**Given entries:**

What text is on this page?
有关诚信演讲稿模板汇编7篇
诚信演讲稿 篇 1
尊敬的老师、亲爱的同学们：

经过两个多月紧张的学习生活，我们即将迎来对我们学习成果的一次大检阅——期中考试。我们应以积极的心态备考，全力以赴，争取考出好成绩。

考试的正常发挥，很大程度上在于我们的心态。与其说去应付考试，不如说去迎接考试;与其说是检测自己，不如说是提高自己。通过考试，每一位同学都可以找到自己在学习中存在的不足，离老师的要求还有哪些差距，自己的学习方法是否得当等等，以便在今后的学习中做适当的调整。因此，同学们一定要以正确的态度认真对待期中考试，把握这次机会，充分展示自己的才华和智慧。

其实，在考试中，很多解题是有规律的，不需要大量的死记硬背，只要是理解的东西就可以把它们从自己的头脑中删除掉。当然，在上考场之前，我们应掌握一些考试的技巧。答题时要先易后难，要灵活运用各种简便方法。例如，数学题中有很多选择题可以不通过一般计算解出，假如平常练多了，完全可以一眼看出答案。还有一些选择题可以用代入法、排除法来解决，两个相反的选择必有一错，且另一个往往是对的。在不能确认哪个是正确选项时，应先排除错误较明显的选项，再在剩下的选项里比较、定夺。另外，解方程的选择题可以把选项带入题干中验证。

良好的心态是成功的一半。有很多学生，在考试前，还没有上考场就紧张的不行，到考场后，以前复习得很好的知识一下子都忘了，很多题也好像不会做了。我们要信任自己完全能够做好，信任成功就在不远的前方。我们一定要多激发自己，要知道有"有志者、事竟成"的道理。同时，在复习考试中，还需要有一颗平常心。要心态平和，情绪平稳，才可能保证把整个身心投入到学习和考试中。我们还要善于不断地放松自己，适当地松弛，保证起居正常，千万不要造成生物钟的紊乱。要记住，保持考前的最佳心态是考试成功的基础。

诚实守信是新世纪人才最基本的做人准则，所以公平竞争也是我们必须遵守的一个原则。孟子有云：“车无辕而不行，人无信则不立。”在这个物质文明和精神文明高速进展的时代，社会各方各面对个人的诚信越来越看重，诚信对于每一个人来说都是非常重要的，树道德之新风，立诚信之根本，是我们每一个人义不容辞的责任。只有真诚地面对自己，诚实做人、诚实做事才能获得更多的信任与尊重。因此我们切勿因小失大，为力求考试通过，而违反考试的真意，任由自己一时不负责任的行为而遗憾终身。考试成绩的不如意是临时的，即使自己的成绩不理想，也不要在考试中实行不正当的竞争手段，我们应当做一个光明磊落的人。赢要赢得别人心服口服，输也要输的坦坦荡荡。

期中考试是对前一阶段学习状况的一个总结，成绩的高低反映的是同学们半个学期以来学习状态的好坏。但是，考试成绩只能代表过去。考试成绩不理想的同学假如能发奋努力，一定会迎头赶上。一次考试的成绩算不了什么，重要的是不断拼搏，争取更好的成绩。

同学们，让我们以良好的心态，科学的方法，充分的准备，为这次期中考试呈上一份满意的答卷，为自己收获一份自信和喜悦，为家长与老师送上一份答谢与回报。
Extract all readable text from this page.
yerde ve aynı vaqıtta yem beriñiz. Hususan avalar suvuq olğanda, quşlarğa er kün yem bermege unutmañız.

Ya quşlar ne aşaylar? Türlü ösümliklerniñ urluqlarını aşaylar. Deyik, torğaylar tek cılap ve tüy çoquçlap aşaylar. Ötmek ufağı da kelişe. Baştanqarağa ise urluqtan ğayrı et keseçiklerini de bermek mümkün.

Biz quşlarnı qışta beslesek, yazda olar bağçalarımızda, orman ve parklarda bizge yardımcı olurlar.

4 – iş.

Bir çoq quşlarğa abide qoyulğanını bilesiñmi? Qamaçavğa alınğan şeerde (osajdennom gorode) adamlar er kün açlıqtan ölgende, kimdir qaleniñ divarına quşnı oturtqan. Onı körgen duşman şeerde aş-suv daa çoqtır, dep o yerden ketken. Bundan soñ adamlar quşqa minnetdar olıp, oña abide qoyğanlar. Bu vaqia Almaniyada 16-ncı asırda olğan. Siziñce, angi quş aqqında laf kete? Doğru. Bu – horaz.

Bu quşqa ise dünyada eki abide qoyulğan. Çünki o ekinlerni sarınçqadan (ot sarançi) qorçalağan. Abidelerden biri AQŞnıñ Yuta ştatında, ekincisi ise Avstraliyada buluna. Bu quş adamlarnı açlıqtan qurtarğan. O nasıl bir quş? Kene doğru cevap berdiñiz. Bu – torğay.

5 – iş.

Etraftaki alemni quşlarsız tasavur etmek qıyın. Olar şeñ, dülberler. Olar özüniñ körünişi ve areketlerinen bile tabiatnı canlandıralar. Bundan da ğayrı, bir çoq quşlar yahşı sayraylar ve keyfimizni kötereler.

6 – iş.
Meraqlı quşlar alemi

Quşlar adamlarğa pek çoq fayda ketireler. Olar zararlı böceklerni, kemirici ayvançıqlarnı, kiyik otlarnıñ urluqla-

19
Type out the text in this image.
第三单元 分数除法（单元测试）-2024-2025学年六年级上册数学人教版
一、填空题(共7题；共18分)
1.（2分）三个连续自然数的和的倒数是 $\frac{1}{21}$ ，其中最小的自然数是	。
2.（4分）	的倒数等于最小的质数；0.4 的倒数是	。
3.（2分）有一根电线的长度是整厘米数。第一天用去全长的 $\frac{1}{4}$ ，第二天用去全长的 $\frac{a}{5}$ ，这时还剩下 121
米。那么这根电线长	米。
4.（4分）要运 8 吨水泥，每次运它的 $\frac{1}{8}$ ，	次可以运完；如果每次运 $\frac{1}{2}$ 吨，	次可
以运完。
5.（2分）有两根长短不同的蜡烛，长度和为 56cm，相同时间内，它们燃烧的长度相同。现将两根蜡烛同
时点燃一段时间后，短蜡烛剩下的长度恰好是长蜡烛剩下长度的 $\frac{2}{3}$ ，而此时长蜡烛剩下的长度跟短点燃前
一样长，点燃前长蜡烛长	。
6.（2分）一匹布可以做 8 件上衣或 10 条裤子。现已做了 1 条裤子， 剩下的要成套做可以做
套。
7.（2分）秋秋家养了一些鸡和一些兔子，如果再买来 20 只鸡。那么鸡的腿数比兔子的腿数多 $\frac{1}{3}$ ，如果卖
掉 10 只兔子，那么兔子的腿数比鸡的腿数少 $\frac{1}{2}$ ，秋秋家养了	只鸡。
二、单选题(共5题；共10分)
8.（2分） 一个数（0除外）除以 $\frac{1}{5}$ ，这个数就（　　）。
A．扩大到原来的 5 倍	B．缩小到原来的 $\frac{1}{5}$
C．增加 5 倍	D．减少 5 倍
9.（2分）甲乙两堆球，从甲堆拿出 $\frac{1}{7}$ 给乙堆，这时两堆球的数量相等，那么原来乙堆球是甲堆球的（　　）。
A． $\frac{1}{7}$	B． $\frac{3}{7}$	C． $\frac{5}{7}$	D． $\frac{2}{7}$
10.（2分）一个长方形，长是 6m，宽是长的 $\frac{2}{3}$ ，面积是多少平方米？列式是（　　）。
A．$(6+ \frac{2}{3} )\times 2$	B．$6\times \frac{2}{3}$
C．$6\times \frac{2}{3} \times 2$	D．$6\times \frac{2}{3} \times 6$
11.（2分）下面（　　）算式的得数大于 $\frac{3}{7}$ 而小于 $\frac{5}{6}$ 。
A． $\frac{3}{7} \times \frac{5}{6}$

**Written problem:** Reproduce the material above without altering a single character.

**Complete output:**
What text is on this page?
有关诚信演讲稿模板汇编7篇
诚信演讲稿 篇 1
尊敬的老师、亲爱的同学们：

经过两个多月紧张的学习生活，我们即将迎来对我们学习成果的一次大检阅——期中考试。我们应以积极的心态备考，全力以赴，争取考出好成绩。

考试的正常发挥，很大程度上在于我们的心态。与其说去应付考试，不如说去迎接考试;与其说是检测自己，不如说是提高自己。通过考试，每一位同学都可以找到自己在学习中存在的不足，离老师的要求还有哪些差距，自己的学习方法是否得当等等，以便在今后的学习中做适当的调整。因此，同学们一定要以正确的态度认真对待期中考试，把握这次机会，充分展示自己的才华和智慧。

其实，在考试中，很多解题是有规律的，不需要大量的死记硬背，只要是理解的东西就可以把它们从自己的头脑中删除掉。当然，在上考场之前，我们应掌握一些考试的技巧。答题时要先易后难，要灵活运用各种简便方法。例如，数学题中有很多选择题可以不通过一般计算解出，假如平常练多了，完全可以一眼看出答案。还有一些选择题可以用代入法、排除法来解决，两个相反的选择必有一错，且另一个往往是对的。在不能确认哪个是正确选项时，应先排除错误较明显的选项，再在剩下的选项里比较、定夺。另外，解方程的选择题可以把选项带入题干中验证。

良好的心态是成功的一半。有很多学生，在考试前，还没有上考场就紧张的不行，到考场后，以前复习得很好的知识一下子都忘了，很多题也好像不会做了。我们要信任自己完全能够做好，信任成功就在不远的前方。我们一定要多激发自己，要知道有"有志者、事竟成"的道理。同时，在复习考试中，还需要有一颗平常心。要心态平和，情绪平稳，才可能保证把整个身心投入到学习和考试中。我们还要善于不断地放松自己，适当地松弛，保证起居正常，千万不要造成生物钟的紊乱。要记住，保持考前的最佳心态是考试成功的基础。

诚实守信是新世纪人才最基本的做人准则，所以公平竞争也是我们必须遵守的一个原则。孟子有云：“车无辕而不行，人无信则不立。”在这个物质文明和精神文明高速进展的时代，社会各方各面对个人的诚信越来越看重，诚信对于每一个人来说都是非常重要的，树道德之新风，立诚信之根本，是我们每一个人义不容辞的责任。只有真诚地面对自己，诚实做人、诚实做事才能获得更多的信任与尊重。因此我们切勿因小失大，为力求考试通过，而违反考试的真意，任由自己一时不负责任的行为而遗憾终身。考试成绩的不如意是临时的，即使自己的成绩不理想，也不要在考试中实行不正当的竞争手段，我们应当做一个光明磊落的人。赢要赢得别人心服口服，输也要输的坦坦荡荡。

期中考试是对前一阶段学习状况的一个总结，成绩的高低反映的是同学们半个学期以来学习状态的好坏。但是，考试成绩只能代表过去。考试成绩不理想的同学假如能发奋努力，一定会迎头赶上。一次考试的成绩算不了什么，重要的是不断拼搏，争取更好的成绩。

同学们，让我们以良好的心态，科学的方法，充分的准备，为这次期中考试呈上一份满意的答卷，为自己收获一份自信和喜悦，为家长与老师送上一份答谢与回报。
Extract all readable text from this page.
yerde ve aynı vaqıtta yem beriñiz. Hususan avalar suvuq olğanda, quşlarğa er kün yem bermege unutmañız.

Ya quşlar ne aşaylar? Türlü ösümliklerniñ urluqlarını aşaylar. Deyik, torğaylar tek cılap ve tüy çoquçlap aşaylar. Ötmek ufağı da kelişe. Baştanqarağa ise urluqtan ğayrı et keseçiklerini de bermek mümkün.

Biz quşlarnı qışta beslesek, yazda olar bağçalarımızda, orman ve parklarda bizge yardımcı olurlar.

4 – iş.

Bir çoq quşlarğa abide qoyulğanını bilesiñmi? Qamaçavğa alınğan şeerde (osajdennom gorode) adamlar er kün açlıqtan ölgende, kimdir qaleniñ divarına quşnı oturtqan. Onı körgen duşman şeerde aş-suv daa çoqtır, dep o yerden ketken. Bundan soñ adamlar quşqa minnetdar olıp, oña abide qoyğanlar. Bu vaqia Almaniyada 16-ncı asırda olğan. Siziñce, angi quş aqqında laf kete? Doğru. Bu – horaz.

Bu quşqa ise dünyada eki abide qoyulğan. Çünki o ekinlerni sarınçqadan (ot sarançi) qorçalağan. Abidelerden biri AQŞnıñ Yuta ştatında, ekincisi ise Avstraliyada buluna. Bu quş adamlarnı açlıqtan qurtarğan. O nasıl bir quş? Kene doğru cevap berdiñiz. Bu – torğay.

5 – iş.

Etraftaki alemni quşlarsız tasavur etmek qıyın. Olar şeñ, dülberler. Olar özüniñ körünişi ve areketlerinen bile tabiatnı canlandıralar. Bundan da ğayrı, bir çoq quşlar yahşı sayraylar ve keyfimizni kötereler.

6 – iş.
Meraqlı quşlar alemi

Quşlar adamlarğa pek çoq fayda ketireler. Olar zararlı böceklerni, kemirici ayvançıqlarnı, kiyik otlarnıñ urluqla-

19
Type out the text in this image.
第三单元 分数除法（单元测试）-2024-2025学年六年级上册数学人教版
一、填空题(共7题；共18分)
1.（2分）三个连续自然数的和的倒数是 $\frac{1}{21}$ ，其中最小的自然数是	。
2.（4分）	的倒数等于最小的质数；0.4 的倒数是	。
3.（2分）有一根电线的长度是整厘米数。第一天用去全长的 $\frac{1}{4}$ ，第二天用去全长的 $\frac{a}{5}$ ，这时还剩下 121
米。那么这根电线长	米。
4.（4分）要运 8 吨水泥，每次运它的 $\frac{1}{8}$ ，	次可以运完；如果每次运 $\frac{1}{2}$ 吨，	次可
以运完。
5.（2分）有两根长短不同的蜡烛，长度和为 56cm，相同时间内，它们燃烧的长度相同。现将两根蜡烛同
时点燃一段时间后，短蜡烛剩下的长度恰好是长蜡烛剩下长度的 $\frac{2}{3}$ ，而此时长蜡烛剩下的长度跟短点燃前
一样长，点燃前长蜡烛长	。
6.（2分）一匹布可以做 8 件上衣或 10 条裤子。现已做了 1 条裤子， 剩下的要成套做可以做
套。
7.（2分）秋秋家养了一些鸡和一些兔子，如果再买来 20 只鸡。那么鸡的腿数比兔子的腿数多 $\frac{1}{3}$ ，如果卖
掉 10 只兔子，那么兔子的腿数比鸡的腿数少 $\frac{1}{2}$ ，秋秋家养了	只鸡。
二、单选题(共5题；共10分)
8.（2分） 一个数（0除外）除以 $\frac{1}{5}$ ，这个数就（　　）。
A．扩大到原来的 5 倍	B．缩小到原来的 $\frac{1}{5}$
C．增加 5 倍	D．减少 5 倍
9.（2分）甲乙两堆球，从甲堆拿出 $\frac{1}{7}$ 给乙堆，这时两堆球的数量相等，那么原来乙堆球是甲堆球的（　　）。
A． $\frac{1}{7}$	B． $\frac{3}{7}$	C． $\frac{5}{7}$	D． $\frac{2}{7}$
10.（2分）一个长方形，长是 6m，宽是长的 $\frac{2}{3}$ ，面积是多少平方米？列式是（　　）。
A．$(6+ \frac{2}{3} )\times 2$	B．$6\times \frac{2}{3}$
C．$6\times \frac{2}{3} \times 2$	D．$6\times \frac{2}{3} \times 6$
11.（2分）下面（　　）算式的得数大于 $\frac{3}{7}$ 而小于 $\frac{5}{6}$ 。
A． $\frac{3}{7} \times \frac{5}{6}$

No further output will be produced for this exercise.